Work to be completed —
Could you return every line of the items below unchanged, omitting the pictures?

***** Records for the exercise *****

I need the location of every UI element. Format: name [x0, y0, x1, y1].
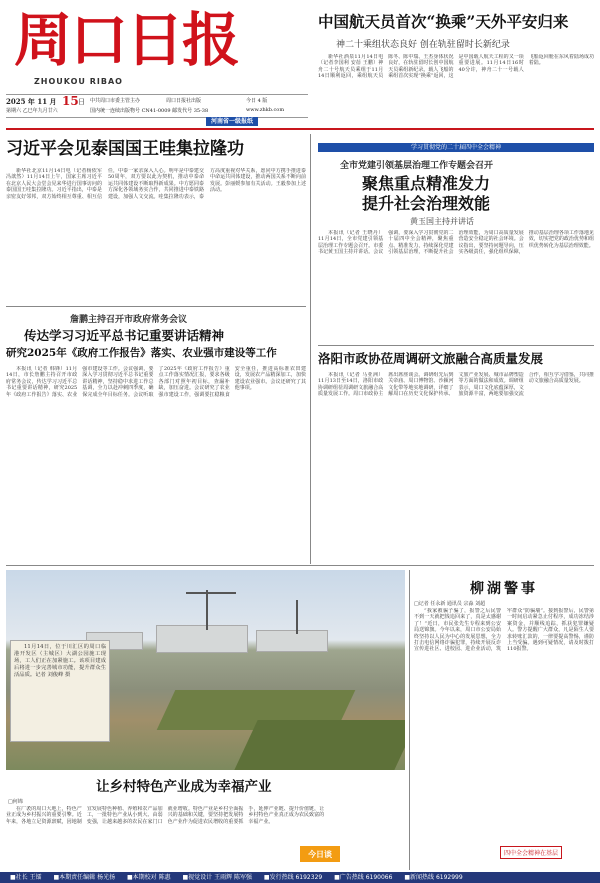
feature-headline[interactable]: 让乡村特色产业成为幸福产业	[96, 779, 272, 795]
study-byline: 黄玉国主持并讲话	[410, 217, 474, 226]
luoyang-headline[interactable]: 洛阳市政协莅周调研文旅融合高质量发展	[318, 351, 544, 366]
lunar-date: 第期六 乙巳年九月廿六	[6, 108, 58, 114]
lead-body: 新华社北京11月14日电（记者杨依军 冯歆然）11月14日上午，国家主席习近平在北京人民大会堂会见来华进行国事访问的泰国国王哇集拉隆功。习近平指出，中泰是亲密友好邻邦，双方始终相互尊重、相互信任，中泰一家亲深入人心。明年是中泰建交50周年，双方要以此为契机，推动中泰命运共同体建设不断取得新成果。中方愿同泰方深化各领域务实合作，共同推进中泰铁路建设，加强人文交流。哇集拉隆功表示，泰方高度重视对华关系，愿同中方携手推进泰中命运共同体建设，推动两国关系不断向前发展。彭丽媛参加有关活动。王毅参加上述活动。	[6, 168, 306, 200]
grade-badge: 河南省一级报纸	[206, 117, 258, 126]
promo-badge[interactable]: 今日谈	[300, 846, 340, 862]
column-title[interactable]: 柳湖警事	[470, 581, 538, 597]
publisher: 中共周口市委主管主办	[90, 98, 141, 104]
issue-day: 15	[62, 94, 79, 108]
lead-headline[interactable]: 习近平会见泰国国王哇集拉隆功	[6, 139, 244, 159]
top-story-body: 新华社酒泉11月14日电（记者李国利 安蓓 王鹏）神舟二十号航天员乘组于11月14日顺利返回，乘组航天员陈冬、陈中瑞、王杰身体状况良好，在轨驻留时长创中国航天员乘组新纪录。载人飞船的乘组首次实现“换乘”返回，这是中国载人航天工程的又一项重要进展。11月14日16时40分许，神舟二十一号载人飞船返回舱在东风着陆场成功着陆。	[318, 54, 594, 80]
gov-body: 本报讯（记者 韩锋）11月14日，市长詹鹏主持召开市政府常务会议，传达学习习近平总书记重要讲话精神，研究2025年《政府工作报告》落实、农业强市建设等工作。会议强调，要深入学习贯彻习近平总书记重要讲话精神，坚持稳中求进工作总基调，全力以赴冲刺四季度，确保完成全年目标任务。会议听取了2025年《政府工作报告》重点工作落实情况汇报，要求各级各部门对照年初目标，查漏补缺，加压奋进。会议研究了农业强市建设工作，强调要扛稳粮食安全重任，推进高标准农田建设，发展农产品精深加工，加快建设农业强市。会议还研究了其他事项。	[6, 366, 306, 398]
footer-bar	[0, 872, 600, 883]
footer-item: ■视觉设计 王雨辉 陈军强	[182, 874, 252, 881]
issue-weekday: 日	[78, 98, 85, 106]
publisher-2: 周口日报社出版	[166, 98, 202, 104]
feature-body: 在广袤的周口大地上，特色产业正成为乡村振兴的重要引擎。近年来，各地立足资源禀赋，因地制宜发展特色种植、养殖和农产品加工，一批特色产业从小到大、由弱变强，让越来越多的农民在家门口就业增收。特色产业是乡村全面振兴的基础和关键，要坚持把发展特色产业作为促进农民增收的重要抓手，延伸产业链、提升价值链，让乡村特色产业真正成为农民致富的幸福产业。	[6, 806, 325, 825]
cn-number: 国内统一连续出版物号 CN41-0009 邮发代号 35-38	[90, 108, 209, 114]
study-headline-2[interactable]: 提升社会治理效能	[362, 194, 491, 213]
gov-headline-1[interactable]: 传达学习习近平总书记重要讲话精神	[24, 328, 225, 343]
photo-caption: 11月14日，位于川汇区的周口临港开发区（主城区）大湖公园施工现场，工人们正在加紧施工。该项目建成后将进一步完善城市功能，提升群众生活品质。记者 刘俊峰 摄	[10, 640, 110, 742]
footer-item: ■广告热线 6190066	[334, 874, 393, 881]
top-story-headline[interactable]: 中国航天员首次“换乘”天外平安归来	[318, 12, 569, 31]
gov-headline-2[interactable]: 研究2025年《政府工作报告》落实、农业强市建设等工作	[6, 347, 277, 359]
footer-item: ■社长 王镭	[10, 874, 42, 881]
feature-tag: □何锦	[8, 799, 23, 805]
website: www.zhkb.com	[246, 107, 285, 113]
column-byline: □记者 任永新 通讯员 宗淼 刘超	[414, 601, 486, 607]
footer-item: ■本期责任编辑 杨光扬	[53, 874, 116, 881]
footer-item: ■新闻热线 6192999	[404, 874, 463, 881]
study-kicker: 全市党建引领基层治理工作专题会召开	[340, 161, 494, 171]
promo-note[interactable]: 四中全会精神在基层	[500, 846, 562, 859]
page-count: 今日 4 版	[246, 98, 268, 104]
column-body: “我家被骗子骗了，报警之后民警不到一天就把钱追回来了，真是太感谢了！”近日，市民张先生专程来到公安局送锦旗。今年以来，周口市公安局始终坚持以人民为中心的发展思想，全力打击电信网络诈骗犯罪，持续开展反诈宣传进社区、进校园、进企业活动，筑牢群众“防骗墙”。接到报警后，民警第一时间启动紧急止付程序，成功冻结涉案资金，并顺线追踪，抓获犯罪嫌疑人。警方提醒广大群众，凡是陌生人要求转账汇款的，一律要提高警惕，谨防上当受骗。遇到可疑情况，请及时拨打110报警。	[414, 608, 594, 653]
study-headline-1[interactable]: 聚焦重点精准发力	[362, 174, 491, 193]
luoyang-body: 本报讯（记者 马亚洲）11月13日至14日，洛阳市政协调研组莅周调研文旅融合高质量发展工作。周口市政协主席出席座谈会。调研组先后到关帝庙、周口博物馆、沙颍河文化带等地实地调研，详细了解周口在历史文化保护传承、文旅产业发展、城市品牌塑造等方面的做法和成效。调研组表示，周口文化底蕴深厚，文旅资源丰富，两地要加强交流合作，相互学习借鉴，共同推动文旅融合高质量发展。	[318, 372, 594, 398]
masthead-pinyin: ZHOUKOU RIBAO	[34, 77, 123, 86]
footer-item: ■本期校对 陈惠	[127, 874, 171, 881]
issue-date: 2025 年 11 月	[6, 97, 57, 106]
gov-kicker: 詹鹏主持召开市政府常务会议	[70, 315, 188, 325]
study-body: 本报讯（记者 王晓丹）11月14日，全市党建引领基层治理工作专题会召开。市委书记黄玉国主持并讲话。会议强调，要深入学习贯彻党的二十届四中全会精神，聚焦重点、精准发力，持续深化党建引领基层治理，不断提升社会治理效能，为周口高质量发展营造安全稳定的社会环境。会议指出，要坚持问题导向，压实各级责任，强化组织保障，推动基层治理各项工作落地见效，切实把党的政治优势和组织优势转化为基层治理效能。	[318, 230, 594, 256]
top-story-subtitle: 神二十乘组状态良好 创在轨驻留时长新纪录	[336, 40, 510, 50]
footer-item: ■发行热线 6192329	[263, 874, 323, 881]
masthead-logo: 周口日报	[14, 6, 239, 74]
study-banner: 学习贯彻党的二十届四中全会精神	[318, 143, 594, 152]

*****

Output for this task —
I need the location of every UI element. Format: name [x0, y0, x1, y1].
feature-headline[interactable]: 让乡村特色产业成为幸福产业	[96, 779, 272, 795]
study-byline: 黄玉国主持并讲话	[410, 217, 474, 226]
luoyang-headline[interactable]: 洛阳市政协莅周调研文旅融合高质量发展	[318, 351, 544, 366]
lunar-date: 第期六 乙巳年九月廿六	[6, 108, 58, 114]
lead-body: 新华社北京11月14日电（记者杨依军 冯歆然）11月14日上午，国家主席习近平在北京人民大会堂会见来华进行国事访问的泰国国王哇集拉隆功。习近平指出，中泰是亲密友好邻邦，双方始终相互尊重、相互信任，中泰一家亲深入人心。明年是中泰建交50周年，双方要以此为契机，推动中泰命运共同体建设不断取得新成果。中方愿同泰方深化各领域务实合作，共同推进中泰铁路建设，加强人文交流。哇集拉隆功表示，泰方高度重视对华关系，愿同中方携手推进泰中命运共同体建设，推动两国关系不断向前发展。彭丽媛参加有关活动。王毅参加上述活动。	[6, 168, 306, 200]
grade-badge: 河南省一级报纸	[206, 117, 258, 126]
promo-badge[interactable]: 今日谈	[300, 846, 340, 862]
column-title[interactable]: 柳湖警事	[470, 581, 538, 597]
publisher: 中共周口市委主管主办	[90, 98, 141, 104]
issue-day: 15	[62, 94, 79, 108]
lead-headline[interactable]: 习近平会见泰国国王哇集拉隆功	[6, 139, 244, 159]
top-story-body: 新华社酒泉11月14日电（记者李国利 安蓓 王鹏）神舟二十号航天员乘组于11月14日顺利返回，乘组航天员陈冬、陈中瑞、王杰身体状况良好，在轨驻留时长创中国航天员乘组新纪录。载人飞船的乘组首次实现“换乘”返回，这是中国载人航天工程的又一项重要进展。11月14日16时40分许，神舟二十一号载人飞船返回舱在东风着陆场成功着陆。	[318, 54, 594, 80]
gov-body: 本报讯（记者 韩锋）11月14日，市长詹鹏主持召开市政府常务会议，传达学习习近平总书记重要讲话精神，研究2025年《政府工作报告》落实、农业强市建设等工作。会议强调，要深入学习贯彻习近平总书记重要讲话精神，坚持稳中求进工作总基调，全力以赴冲刺四季度，确保完成全年目标任务。会议听取了2025年《政府工作报告》重点工作落实情况汇报，要求各级各部门对照年初目标，查漏补缺，加压奋进。会议研究了农业强市建设工作，强调要扛稳粮食安全重任，推进高标准农田建设，发展农产品精深加工，加快建设农业强市。会议还研究了其他事项。	[6, 366, 306, 398]
footer-bar	[0, 872, 600, 883]
footer-item: ■视觉设计 王雨辉 陈军强	[182, 874, 252, 881]
issue-weekday: 日	[78, 98, 85, 106]
publisher-2: 周口日报社出版	[166, 98, 202, 104]
feature-body: 在广袤的周口大地上，特色产业正成为乡村振兴的重要引擎。近年来，各地立足资源禀赋，因地制宜发展特色种植、养殖和农产品加工，一批特色产业从小到大、由弱变强，让越来越多的农民在家门口就业增收。特色产业是乡村全面振兴的基础和关键，要坚持把发展特色产业作为促进农民增收的重要抓手，延伸产业链、提升价值链，让乡村特色产业真正成为农民致富的幸福产业。	[6, 806, 325, 825]
cn-number: 国内统一连续出版物号 CN41-0009 邮发代号 35-38	[90, 108, 209, 114]
study-headline-2[interactable]: 提升社会治理效能	[362, 194, 491, 213]
gov-headline-1[interactable]: 传达学习习近平总书记重要讲话精神	[24, 328, 225, 343]
photo-caption: 11月14日，位于川汇区的周口临港开发区（主城区）大湖公园施工现场，工人们正在加紧施工。该项目建成后将进一步完善城市功能，提升群众生活品质。记者 刘俊峰 摄	[10, 640, 110, 742]
footer-item: ■广告热线 6190066	[334, 874, 393, 881]
top-story-headline[interactable]: 中国航天员首次“换乘”天外平安归来	[318, 12, 569, 31]
gov-headline-2[interactable]: 研究2025年《政府工作报告》落实、农业强市建设等工作	[6, 347, 277, 359]
footer-item: ■社长 王镭	[10, 874, 42, 881]
feature-tag: □何锦	[8, 799, 23, 805]
website: www.zhkb.com	[246, 107, 285, 113]
column-byline: □记者 任永新 通讯员 宗淼 刘超	[414, 601, 486, 607]
footer-item: ■本期责任编辑 杨光扬	[53, 874, 116, 881]
footer-item: ■新闻热线 6192999	[404, 874, 463, 881]
study-kicker: 全市党建引领基层治理工作专题会召开	[340, 161, 494, 171]
promo-note[interactable]: 四中全会精神在基层	[500, 846, 562, 859]
page-count: 今日 4 版	[246, 98, 268, 104]
column-body: “我家被骗子骗了，报警之后民警不到一天就把钱追回来了，真是太感谢了！”近日，市民张先生专程来到公安局送锦旗。今年以来，周口市公安局始终坚持以人民为中心的发展思想，全力打击电信网络诈骗犯罪，持续开展反诈宣传进社区、进校园、进企业活动，筑牢群众“防骗墙”。接到报警后，民警第一时间启动紧急止付程序，成功冻结涉案资金，并顺线追踪，抓获犯罪嫌疑人。警方提醒广大群众，凡是陌生人要求转账汇款的，一律要提高警惕，谨防上当受骗。遇到可疑情况，请及时拨打110报警。	[414, 608, 594, 653]
study-headline-1[interactable]: 聚焦重点精准发力	[362, 174, 491, 193]
luoyang-body: 本报讯（记者 马亚洲）11月13日至14日，洛阳市政协调研组莅周调研文旅融合高质量发展工作。周口市政协主席出席座谈会。调研组先后到关帝庙、周口博物馆、沙颍河文化带等地实地调研，详细了解周口在历史文化保护传承、文旅产业发展、城市品牌塑造等方面的做法和成效。调研组表示，周口文化底蕴深厚，文旅资源丰富，两地要加强交流合作，相互学习借鉴，共同推动文旅融合高质量发展。	[318, 372, 594, 398]
masthead-pinyin: ZHOUKOU RIBAO	[34, 77, 123, 86]
footer-item: ■本期校对 陈惠	[127, 874, 171, 881]
issue-date: 2025 年 11 月	[6, 97, 57, 106]
gov-kicker: 詹鹏主持召开市政府常务会议	[70, 315, 188, 325]
study-body: 本报讯（记者 王晓丹）11月14日，全市党建引领基层治理工作专题会召开。市委书记黄玉国主持并讲话。会议强调，要深入学习贯彻党的二十届四中全会精神，聚焦重点、精准发力，持续深化党建引领基层治理，不断提升社会治理效能，为周口高质量发展营造安全稳定的社会环境。会议指出，要坚持问题导向，压实各级责任，强化组织保障，推动基层治理各项工作落地见效，切实把党的政治优势和组织优势转化为基层治理效能。	[318, 230, 594, 256]
top-story-subtitle: 神二十乘组状态良好 创在轨驻留时长新纪录	[336, 40, 510, 50]
footer-item: ■发行热线 6192329	[263, 874, 323, 881]
masthead-logo: 周口日报	[14, 6, 239, 74]
study-banner: 学习贯彻党的二十届四中全会精神	[318, 143, 594, 152]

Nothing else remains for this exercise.